### Instructions for the task
Identify all lines in the listing that include the word "Voltage", and copy them out.

[BEGIN Record list]

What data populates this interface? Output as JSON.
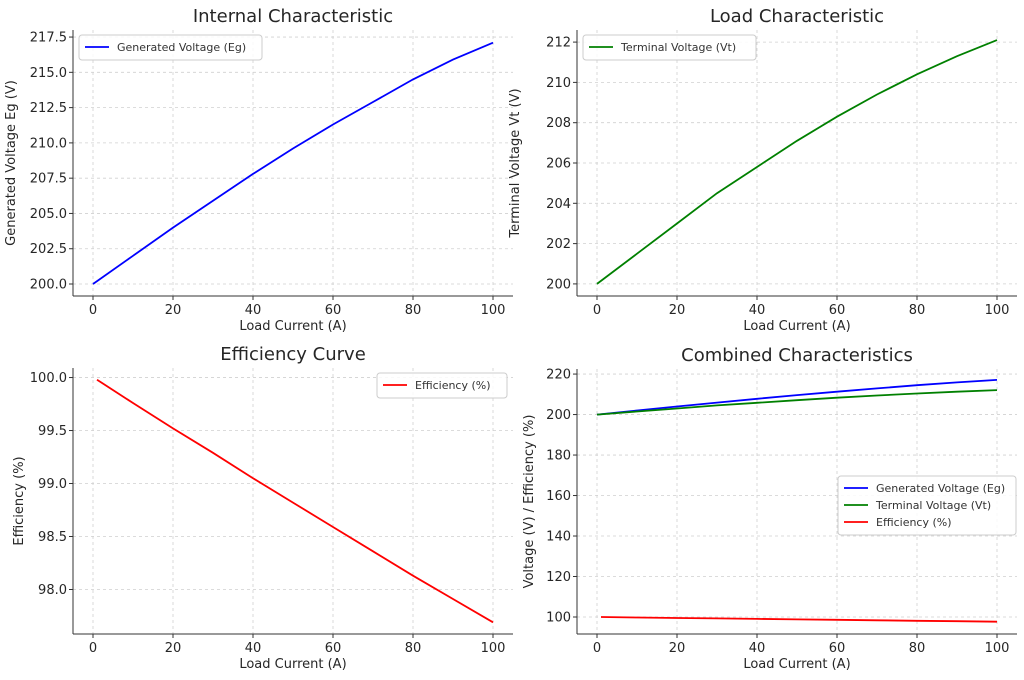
{
  "chart_data": [
    {
      "type": "line",
      "title": "Internal Characteristic",
      "xlabel": "Load Current (A)",
      "ylabel": "Generated Voltage Eg (V)",
      "xlim": [
        -5,
        105
      ],
      "ylim": [
        199.15,
        218.0
      ],
      "xticks": [
        0,
        20,
        40,
        60,
        80,
        100
      ],
      "yticks": [
        200.0,
        202.5,
        205.0,
        207.5,
        210.0,
        212.5,
        215.0,
        217.5
      ],
      "ytick_decimals": 1,
      "grid": true,
      "legend": "upper-left",
      "series": [
        {
          "name": "Generated Voltage (Eg)",
          "color": "#0000ff",
          "x": [
            0,
            10,
            20,
            30,
            40,
            50,
            60,
            70,
            80,
            90,
            100
          ],
          "y": [
            200,
            202.0,
            204.0,
            205.9,
            207.8,
            209.6,
            211.3,
            212.9,
            214.5,
            215.9,
            217.1
          ]
        }
      ]
    },
    {
      "type": "line",
      "title": "Load Characteristic",
      "xlabel": "Load Current (A)",
      "ylabel": "Terminal Voltage Vt (V)",
      "xlim": [
        -5,
        105
      ],
      "ylim": [
        199.4,
        212.6
      ],
      "xticks": [
        0,
        20,
        40,
        60,
        80,
        100
      ],
      "yticks": [
        200,
        202,
        204,
        206,
        208,
        210,
        212
      ],
      "ytick_decimals": 0,
      "grid": true,
      "legend": "upper-left",
      "series": [
        {
          "name": "Terminal Voltage (Vt)",
          "color": "#008000",
          "x": [
            0,
            10,
            20,
            30,
            40,
            50,
            60,
            70,
            80,
            90,
            100
          ],
          "y": [
            200,
            201.5,
            203.0,
            204.5,
            205.8,
            207.1,
            208.3,
            209.4,
            210.4,
            211.3,
            212.1
          ]
        }
      ]
    },
    {
      "type": "line",
      "title": "Efficiency Curve",
      "xlabel": "Load Current (A)",
      "ylabel": "Efficiency (%)",
      "xlim": [
        -5,
        105
      ],
      "ylim": [
        97.58,
        100.09
      ],
      "xticks": [
        0,
        20,
        40,
        60,
        80,
        100
      ],
      "yticks": [
        98.0,
        98.5,
        99.0,
        99.5,
        100.0
      ],
      "ytick_decimals": 1,
      "grid": true,
      "legend": "upper-right",
      "series": [
        {
          "name": "Efficiency (%)",
          "color": "#ff0000",
          "x": [
            1,
            10,
            20,
            30,
            40,
            50,
            60,
            70,
            80,
            90,
            100
          ],
          "y": [
            99.98,
            99.76,
            99.52,
            99.29,
            99.05,
            98.82,
            98.59,
            98.36,
            98.13,
            97.91,
            97.69
          ]
        }
      ]
    },
    {
      "type": "line",
      "title": "Combined Characteristics",
      "xlabel": "Load Current (A)",
      "ylabel": "Voltage (V) / Efficiency (%)",
      "xlim": [
        -5,
        105
      ],
      "ylim": [
        91.6,
        222.5
      ],
      "xticks": [
        0,
        20,
        40,
        60,
        80,
        100
      ],
      "yticks": [
        100,
        120,
        140,
        160,
        180,
        200,
        220
      ],
      "ytick_decimals": 0,
      "grid": true,
      "legend": "center-right",
      "series": [
        {
          "name": "Generated Voltage (Eg)",
          "color": "#0000ff",
          "x": [
            0,
            10,
            20,
            30,
            40,
            50,
            60,
            70,
            80,
            90,
            100
          ],
          "y": [
            200,
            202.0,
            204.0,
            205.9,
            207.8,
            209.6,
            211.3,
            212.9,
            214.5,
            215.9,
            217.1
          ]
        },
        {
          "name": "Terminal Voltage (Vt)",
          "color": "#008000",
          "x": [
            0,
            10,
            20,
            30,
            40,
            50,
            60,
            70,
            80,
            90,
            100
          ],
          "y": [
            200,
            201.5,
            203.0,
            204.5,
            205.8,
            207.1,
            208.3,
            209.4,
            210.4,
            211.3,
            212.1
          ]
        },
        {
          "name": "Efficiency (%)",
          "color": "#ff0000",
          "x": [
            1,
            10,
            20,
            30,
            40,
            50,
            60,
            70,
            80,
            90,
            100
          ],
          "y": [
            99.98,
            99.76,
            99.52,
            99.29,
            99.05,
            98.82,
            98.59,
            98.36,
            98.13,
            97.91,
            97.69
          ]
        }
      ]
    }
  ]
}
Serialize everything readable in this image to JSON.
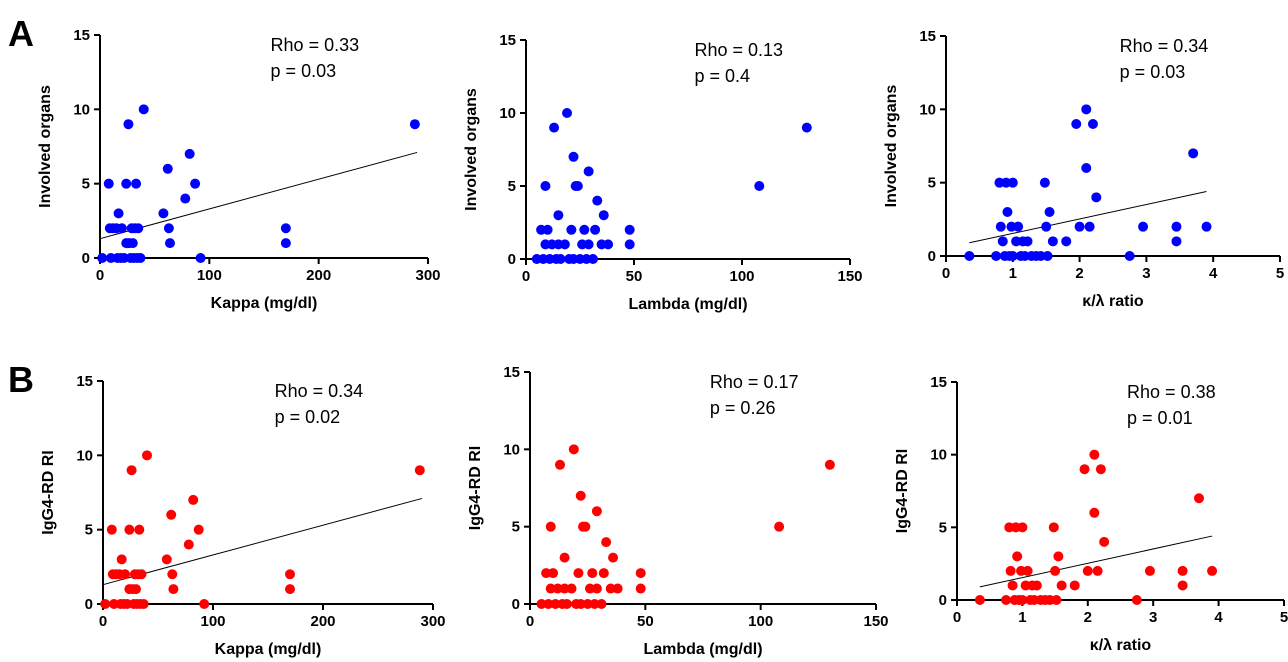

[END Record list]

### Right answer
      "ylabel": "Generated Voltage Eg (V)",
          "name": "Generated Voltage (Eg)",
      "ylabel": "Terminal Voltage Vt (V)",
          "name": "Terminal Voltage (Vt)",
      "ylabel": "Voltage (V) / Efficiency (%)",
          "name": "Generated Voltage (Eg)",
          "name": "Terminal Voltage (Vt)",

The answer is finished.